- [Your objective]:
Your task is to restate the data word for word.

- [Dataset rows about figures]:
++++++++++
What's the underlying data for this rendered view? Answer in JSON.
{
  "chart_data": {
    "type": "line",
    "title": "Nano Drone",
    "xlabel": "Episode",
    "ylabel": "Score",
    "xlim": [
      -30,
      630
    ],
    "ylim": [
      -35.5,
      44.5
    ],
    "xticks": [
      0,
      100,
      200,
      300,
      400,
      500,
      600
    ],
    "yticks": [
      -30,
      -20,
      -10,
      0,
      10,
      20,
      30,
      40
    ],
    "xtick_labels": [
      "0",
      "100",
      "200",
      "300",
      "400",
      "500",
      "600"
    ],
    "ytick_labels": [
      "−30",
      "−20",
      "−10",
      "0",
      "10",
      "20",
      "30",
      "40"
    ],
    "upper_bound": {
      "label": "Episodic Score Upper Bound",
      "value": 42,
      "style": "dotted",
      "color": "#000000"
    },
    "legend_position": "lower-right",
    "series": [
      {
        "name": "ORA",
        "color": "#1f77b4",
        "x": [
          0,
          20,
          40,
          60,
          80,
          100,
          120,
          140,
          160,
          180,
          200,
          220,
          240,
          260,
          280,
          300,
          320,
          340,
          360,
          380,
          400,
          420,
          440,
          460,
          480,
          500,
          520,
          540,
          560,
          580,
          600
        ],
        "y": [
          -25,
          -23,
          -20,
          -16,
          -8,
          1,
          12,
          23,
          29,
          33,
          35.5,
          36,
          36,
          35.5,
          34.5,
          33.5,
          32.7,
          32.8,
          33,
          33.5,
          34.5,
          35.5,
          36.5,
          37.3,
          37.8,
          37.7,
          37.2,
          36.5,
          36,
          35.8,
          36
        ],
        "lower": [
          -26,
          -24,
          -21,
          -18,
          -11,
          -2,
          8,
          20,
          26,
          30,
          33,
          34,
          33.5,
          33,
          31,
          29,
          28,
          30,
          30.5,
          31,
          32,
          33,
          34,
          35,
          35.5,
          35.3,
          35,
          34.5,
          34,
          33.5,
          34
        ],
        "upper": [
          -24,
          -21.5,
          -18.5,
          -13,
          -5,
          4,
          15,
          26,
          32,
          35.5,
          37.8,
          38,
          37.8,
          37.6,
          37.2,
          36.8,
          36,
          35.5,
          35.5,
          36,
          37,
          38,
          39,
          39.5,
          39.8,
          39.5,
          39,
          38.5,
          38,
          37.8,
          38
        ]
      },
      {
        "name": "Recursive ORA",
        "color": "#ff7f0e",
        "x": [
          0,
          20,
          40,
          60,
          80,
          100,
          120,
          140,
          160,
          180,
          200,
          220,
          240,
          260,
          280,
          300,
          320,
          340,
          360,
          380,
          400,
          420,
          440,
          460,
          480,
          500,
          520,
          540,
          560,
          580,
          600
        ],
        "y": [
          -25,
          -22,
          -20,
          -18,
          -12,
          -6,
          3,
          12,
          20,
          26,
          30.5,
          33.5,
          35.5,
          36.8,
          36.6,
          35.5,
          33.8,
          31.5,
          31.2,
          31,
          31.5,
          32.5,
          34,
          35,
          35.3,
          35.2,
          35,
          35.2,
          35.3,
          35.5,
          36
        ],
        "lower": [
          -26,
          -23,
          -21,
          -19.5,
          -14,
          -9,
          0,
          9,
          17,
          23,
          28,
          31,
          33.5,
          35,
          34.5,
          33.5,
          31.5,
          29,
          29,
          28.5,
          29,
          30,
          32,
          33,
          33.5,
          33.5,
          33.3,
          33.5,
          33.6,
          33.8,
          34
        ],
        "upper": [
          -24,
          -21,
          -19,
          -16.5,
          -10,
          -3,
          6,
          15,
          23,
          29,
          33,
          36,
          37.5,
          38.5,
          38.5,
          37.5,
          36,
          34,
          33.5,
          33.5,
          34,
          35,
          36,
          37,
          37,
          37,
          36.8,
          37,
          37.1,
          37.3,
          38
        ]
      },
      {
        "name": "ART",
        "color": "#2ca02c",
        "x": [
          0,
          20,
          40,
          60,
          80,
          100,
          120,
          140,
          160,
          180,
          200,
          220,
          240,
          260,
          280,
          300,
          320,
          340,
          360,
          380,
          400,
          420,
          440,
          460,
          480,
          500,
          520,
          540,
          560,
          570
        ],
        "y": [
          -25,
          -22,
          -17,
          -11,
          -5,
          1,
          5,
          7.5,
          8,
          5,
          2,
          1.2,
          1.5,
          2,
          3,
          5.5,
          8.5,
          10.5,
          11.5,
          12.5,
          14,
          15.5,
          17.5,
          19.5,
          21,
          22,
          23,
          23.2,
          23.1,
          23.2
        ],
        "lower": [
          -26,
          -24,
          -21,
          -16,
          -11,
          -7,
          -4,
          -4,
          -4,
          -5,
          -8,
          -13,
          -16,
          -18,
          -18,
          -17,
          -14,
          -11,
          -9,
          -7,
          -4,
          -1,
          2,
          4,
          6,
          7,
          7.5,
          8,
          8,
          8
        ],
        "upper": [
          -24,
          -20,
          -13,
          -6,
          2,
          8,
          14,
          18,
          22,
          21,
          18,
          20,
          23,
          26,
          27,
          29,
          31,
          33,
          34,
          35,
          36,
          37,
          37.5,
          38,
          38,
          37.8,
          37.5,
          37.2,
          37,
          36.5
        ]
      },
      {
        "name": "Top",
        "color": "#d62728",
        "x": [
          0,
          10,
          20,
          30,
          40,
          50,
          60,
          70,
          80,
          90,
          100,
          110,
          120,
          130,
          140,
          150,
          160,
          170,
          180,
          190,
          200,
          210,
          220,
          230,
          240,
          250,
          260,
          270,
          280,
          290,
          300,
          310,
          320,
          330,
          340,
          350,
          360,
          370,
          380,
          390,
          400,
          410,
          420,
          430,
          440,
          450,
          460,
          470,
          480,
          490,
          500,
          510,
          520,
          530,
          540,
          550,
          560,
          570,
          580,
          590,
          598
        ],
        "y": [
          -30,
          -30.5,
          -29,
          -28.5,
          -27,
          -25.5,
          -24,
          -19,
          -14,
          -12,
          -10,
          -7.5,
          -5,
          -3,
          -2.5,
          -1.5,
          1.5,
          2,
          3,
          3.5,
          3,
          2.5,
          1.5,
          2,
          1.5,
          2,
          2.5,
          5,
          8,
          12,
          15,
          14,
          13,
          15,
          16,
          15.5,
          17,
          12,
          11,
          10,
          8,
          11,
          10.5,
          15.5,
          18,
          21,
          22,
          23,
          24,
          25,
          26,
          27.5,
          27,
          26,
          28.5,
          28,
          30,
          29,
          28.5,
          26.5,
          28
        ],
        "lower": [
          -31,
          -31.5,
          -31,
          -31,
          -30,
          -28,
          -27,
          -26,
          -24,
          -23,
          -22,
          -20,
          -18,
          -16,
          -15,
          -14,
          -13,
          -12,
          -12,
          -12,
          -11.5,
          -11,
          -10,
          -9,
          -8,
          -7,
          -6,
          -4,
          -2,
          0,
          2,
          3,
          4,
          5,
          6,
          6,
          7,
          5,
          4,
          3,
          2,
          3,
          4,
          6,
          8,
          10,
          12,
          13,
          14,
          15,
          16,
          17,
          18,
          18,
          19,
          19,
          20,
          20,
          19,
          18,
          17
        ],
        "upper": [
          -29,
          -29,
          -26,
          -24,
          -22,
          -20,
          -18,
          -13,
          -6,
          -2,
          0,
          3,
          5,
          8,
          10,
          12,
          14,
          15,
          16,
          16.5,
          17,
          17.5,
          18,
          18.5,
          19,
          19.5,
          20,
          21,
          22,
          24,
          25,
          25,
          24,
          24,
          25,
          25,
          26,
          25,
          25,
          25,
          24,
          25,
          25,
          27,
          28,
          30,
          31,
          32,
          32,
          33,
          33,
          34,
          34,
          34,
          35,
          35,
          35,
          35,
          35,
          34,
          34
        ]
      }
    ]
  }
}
++++++++++
- [In response]:
What's the underlying data for this rendered view? Answer in JSON.
{
  "chart_data": {
    "type": "line",
    "title": "Nano Drone",
    "xlabel": "Episode",
    "ylabel": "Score",
    "xlim": [
      -30,
      630
    ],
    "ylim": [
      -35.5,
      44.5
    ],
    "xticks": [
      0,
      100,
      200,
      300,
      400,
      500,
      600
    ],
    "yticks": [
      -30,
      -20,
      -10,
      0,
      10,
      20,
      30,
      40
    ],
    "xtick_labels": [
      "0",
      "100",
      "200",
      "300",
      "400",
      "500",
      "600"
    ],
    "ytick_labels": [
      "−30",
      "−20",
      "−10",
      "0",
      "10",
      "20",
      "30",
      "40"
    ],
    "upper_bound": {
      "label": "Episodic Score Upper Bound",
      "value": 42,
      "style": "dotted",
      "color": "#000000"
    },
    "legend_position": "lower-right",
    "series": [
      {
        "name": "ORA",
        "color": "#1f77b4",
        "x": [
          0,
          20,
          40,
          60,
          80,
          100,
          120,
          140,
          160,
          180,
          200,
          220,
          240,
          260,
          280,
          300,
          320,
          340,
          360,
          380,
          400,
          420,
          440,
          460,
          480,
          500,
          520,
          540,
          560,
          580,
          600
        ],
        "y": [
          -25,
          -23,
          -20,
          -16,
          -8,
          1,
          12,
          23,
          29,
          33,
          35.5,
          36,
          36,
          35.5,
          34.5,
          33.5,
          32.7,
          32.8,
          33,
          33.5,
          34.5,
          35.5,
          36.5,
          37.3,
          37.8,
          37.7,
          37.2,
          36.5,
          36,
          35.8,
          36
        ],
        "lower": [
          -26,
          -24,
          -21,
          -18,
          -11,
          -2,
          8,
          20,
          26,
          30,
          33,
          34,
          33.5,
          33,
          31,
          29,
          28,
          30,
          30.5,
          31,
          32,
          33,
          34,
          35,
          35.5,
          35.3,
          35,
          34.5,
          34,
          33.5,
          34
        ],
        "upper": [
          -24,
          -21.5,
          -18.5,
          -13,
          -5,
          4,
          15,
          26,
          32,
          35.5,
          37.8,
          38,
          37.8,
          37.6,
          37.2,
          36.8,
          36,
          35.5,
          35.5,
          36,
          37,
          38,
          39,
          39.5,
          39.8,
          39.5,
          39,
          38.5,
          38,
          37.8,
          38
        ]
      },
      {
        "name": "Recursive ORA",
        "color": "#ff7f0e",
        "x": [
          0,
          20,
          40,
          60,
          80,
          100,
          120,
          140,
          160,
          180,
          200,
          220,
          240,
          260,
          280,
          300,
          320,
          340,
          360,
          380,
          400,
          420,
          440,
          460,
          480,
          500,
          520,
          540,
          560,
          580,
          600
        ],
        "y": [
          -25,
          -22,
          -20,
          -18,
          -12,
          -6,
          3,
          12,
          20,
          26,
          30.5,
          33.5,
          35.5,
          36.8,
          36.6,
          35.5,
          33.8,
          31.5,
          31.2,
          31,
          31.5,
          32.5,
          34,
          35,
          35.3,
          35.2,
          35,
          35.2,
          35.3,
          35.5,
          36
        ],
        "lower": [
          -26,
          -23,
          -21,
          -19.5,
          -14,
          -9,
          0,
          9,
          17,
          23,
          28,
          31,
          33.5,
          35,
          34.5,
          33.5,
          31.5,
          29,
          29,
          28.5,
          29,
          30,
          32,
          33,
          33.5,
          33.5,
          33.3,
          33.5,
          33.6,
          33.8,
          34
        ],
        "upper": [
          -24,
          -21,
          -19,
          -16.5,
          -10,
          -3,
          6,
          15,
          23,
          29,
          33,
          36,
          37.5,
          38.5,
          38.5,
          37.5,
          36,
          34,
          33.5,
          33.5,
          34,
          35,
          36,
          37,
          37,
          37,
          36.8,
          37,
          37.1,
          37.3,
          38
        ]
      },
      {
        "name": "ART",
        "color": "#2ca02c",
        "x": [
          0,
          20,
          40,
          60,
          80,
          100,
          120,
          140,
          160,
          180,
          200,
          220,
          240,
          260,
          280,
          300,
          320,
          340,
          360,
          380,
          400,
          420,
          440,
          460,
          480,
          500,
          520,
          540,
          560,
          570
        ],
        "y": [
          -25,
          -22,
          -17,
          -11,
          -5,
          1,
          5,
          7.5,
          8,
          5,
          2,
          1.2,
          1.5,
          2,
          3,
          5.5,
          8.5,
          10.5,
          11.5,
          12.5,
          14,
          15.5,
          17.5,
          19.5,
          21,
          22,
          23,
          23.2,
          23.1,
          23.2
        ],
        "lower": [
          -26,
          -24,
          -21,
          -16,
          -11,
          -7,
          -4,
          -4,
          -4,
          -5,
          -8,
          -13,
          -16,
          -18,
          -18,
          -17,
          -14,
          -11,
          -9,
          -7,
          -4,
          -1,
          2,
          4,
          6,
          7,
          7.5,
          8,
          8,
          8
        ],
        "upper": [
          -24,
          -20,
          -13,
          -6,
          2,
          8,
          14,
          18,
          22,
          21,
          18,
          20,
          23,
          26,
          27,
          29,
          31,
          33,
          34,
          35,
          36,
          37,
          37.5,
          38,
          38,
          37.8,
          37.5,
          37.2,
          37,
          36.5
        ]
      },
      {
        "name": "Top",
        "color": "#d62728",
        "x": [
          0,
          10,
          20,
          30,
          40,
          50,
          60,
          70,
          80,
          90,
          100,
          110,
          120,
          130,
          140,
          150,
          160,
          170,
          180,
          190,
          200,
          210,
          220,
          230,
          240,
          250,
          260,
          270,
          280,
          290,
          300,
          310,
          320,
          330,
          340,
          350,
          360,
          370,
          380,
          390,
          400,
          410,
          420,
          430,
          440,
          450,
          460,
          470,
          480,
          490,
          500,
          510,
          520,
          530,
          540,
          550,
          560,
          570,
          580,
          590,
          598
        ],
        "y": [
          -30,
          -30.5,
          -29,
          -28.5,
          -27,
          -25.5,
          -24,
          -19,
          -14,
          -12,
          -10,
          -7.5,
          -5,
          -3,
          -2.5,
          -1.5,
          1.5,
          2,
          3,
          3.5,
          3,
          2.5,
          1.5,
          2,
          1.5,
          2,
          2.5,
          5,
          8,
          12,
          15,
          14,
          13,
          15,
          16,
          15.5,
          17,
          12,
          11,
          10,
          8,
          11,
          10.5,
          15.5,
          18,
          21,
          22,
          23,
          24,
          25,
          26,
          27.5,
          27,
          26,
          28.5,
          28,
          30,
          29,
          28.5,
          26.5,
          28
        ],
        "lower": [
          -31,
          -31.5,
          -31,
          -31,
          -30,
          -28,
          -27,
          -26,
          -24,
          -23,
          -22,
          -20,
          -18,
          -16,
          -15,
          -14,
          -13,
          -12,
          -12,
          -12,
          -11.5,
          -11,
          -10,
          -9,
          -8,
          -7,
          -6,
          -4,
          -2,
          0,
          2,
          3,
          4,
          5,
          6,
          6,
          7,
          5,
          4,
          3,
          2,
          3,
          4,
          6,
          8,
          10,
          12,
          13,
          14,
          15,
          16,
          17,
          18,
          18,
          19,
          19,
          20,
          20,
          19,
          18,
          17
        ],
        "upper": [
          -29,
          -29,
          -26,
          -24,
          -22,
          -20,
          -18,
          -13,
          -6,
          -2,
          0,
          3,
          5,
          8,
          10,
          12,
          14,
          15,
          16,
          16.5,
          17,
          17.5,
          18,
          18.5,
          19,
          19.5,
          20,
          21,
          22,
          24,
          25,
          25,
          24,
          24,
          25,
          25,
          26,
          25,
          25,
          25,
          24,
          25,
          25,
          27,
          28,
          30,
          31,
          32,
          32,
          33,
          33,
          34,
          34,
          34,
          35,
          35,
          35,
          35,
          35,
          34,
          34
        ]
      }
    ]
  }
}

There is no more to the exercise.